**WHAT THE EXERCISE ASKS**
Read the records below and copy each line that contains "this".

**DATA SHOWN**
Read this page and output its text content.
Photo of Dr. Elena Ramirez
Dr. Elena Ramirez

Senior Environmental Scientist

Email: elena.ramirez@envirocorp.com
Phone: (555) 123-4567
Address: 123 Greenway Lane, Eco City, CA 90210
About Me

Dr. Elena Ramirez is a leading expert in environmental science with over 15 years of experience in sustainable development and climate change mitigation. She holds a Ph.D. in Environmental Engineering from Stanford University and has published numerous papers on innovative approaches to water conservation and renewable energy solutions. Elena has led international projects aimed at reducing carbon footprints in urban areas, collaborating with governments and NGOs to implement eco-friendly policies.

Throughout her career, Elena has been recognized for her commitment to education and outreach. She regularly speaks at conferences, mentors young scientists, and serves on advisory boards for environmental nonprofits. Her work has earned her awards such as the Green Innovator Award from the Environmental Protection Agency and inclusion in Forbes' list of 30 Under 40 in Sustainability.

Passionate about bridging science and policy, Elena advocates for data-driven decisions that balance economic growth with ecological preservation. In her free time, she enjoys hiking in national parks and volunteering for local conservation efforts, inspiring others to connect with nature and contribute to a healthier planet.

---

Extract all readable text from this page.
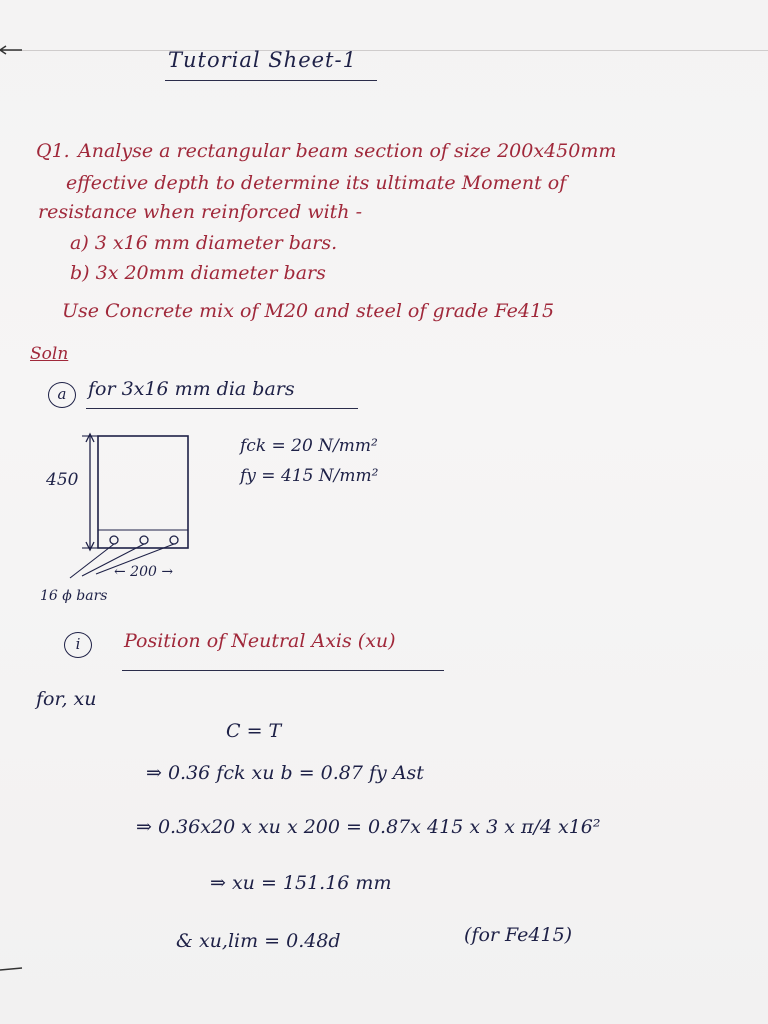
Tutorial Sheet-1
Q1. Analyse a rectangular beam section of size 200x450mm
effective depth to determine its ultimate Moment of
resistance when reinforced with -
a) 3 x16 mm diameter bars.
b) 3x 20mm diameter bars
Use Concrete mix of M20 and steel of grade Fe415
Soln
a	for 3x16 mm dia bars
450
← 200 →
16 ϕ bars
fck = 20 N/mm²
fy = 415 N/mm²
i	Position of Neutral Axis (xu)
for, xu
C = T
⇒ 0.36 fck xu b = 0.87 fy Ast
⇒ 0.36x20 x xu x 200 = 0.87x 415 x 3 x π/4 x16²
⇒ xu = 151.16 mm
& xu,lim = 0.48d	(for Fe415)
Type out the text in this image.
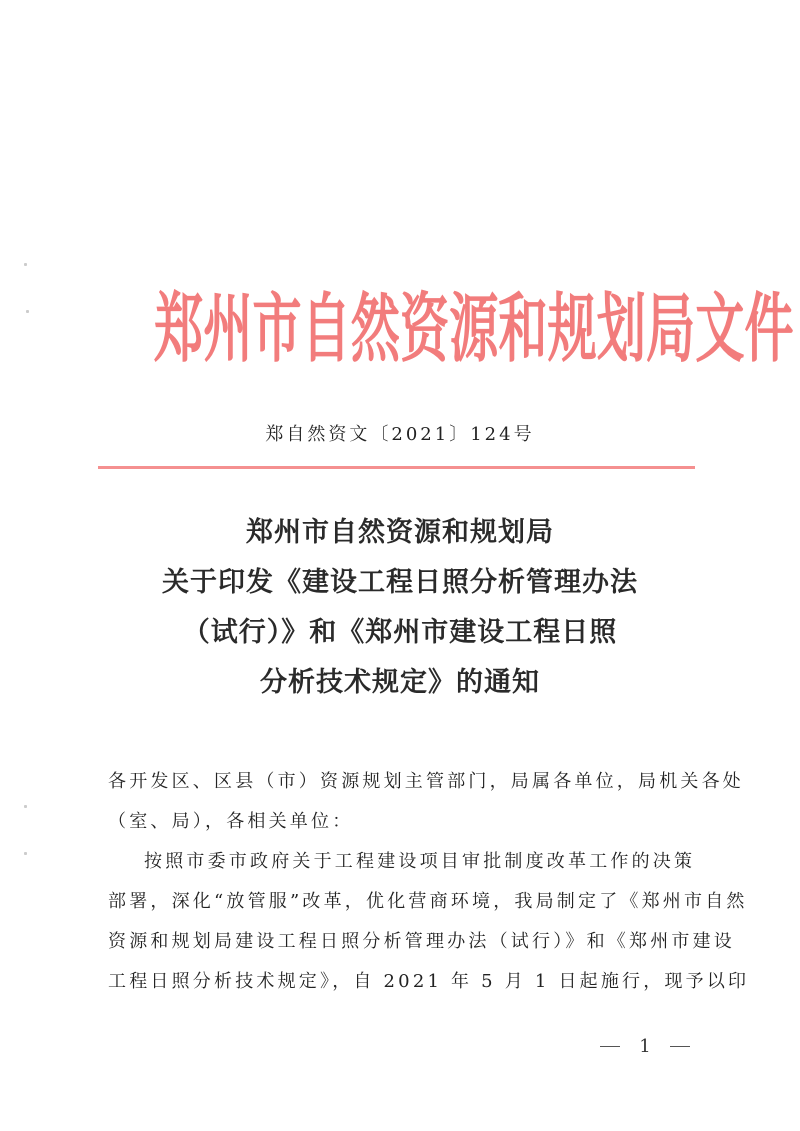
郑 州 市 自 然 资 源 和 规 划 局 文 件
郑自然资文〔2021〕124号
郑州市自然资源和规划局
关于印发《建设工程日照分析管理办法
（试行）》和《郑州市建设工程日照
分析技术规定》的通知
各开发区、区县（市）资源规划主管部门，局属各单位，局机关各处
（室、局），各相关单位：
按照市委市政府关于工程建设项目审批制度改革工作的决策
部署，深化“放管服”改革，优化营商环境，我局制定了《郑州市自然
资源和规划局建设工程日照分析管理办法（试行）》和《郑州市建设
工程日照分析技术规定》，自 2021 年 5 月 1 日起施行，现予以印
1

**SOLUTION**
Read this page and output its text content.
Extract all readable text from this page.
Type out the text in this image.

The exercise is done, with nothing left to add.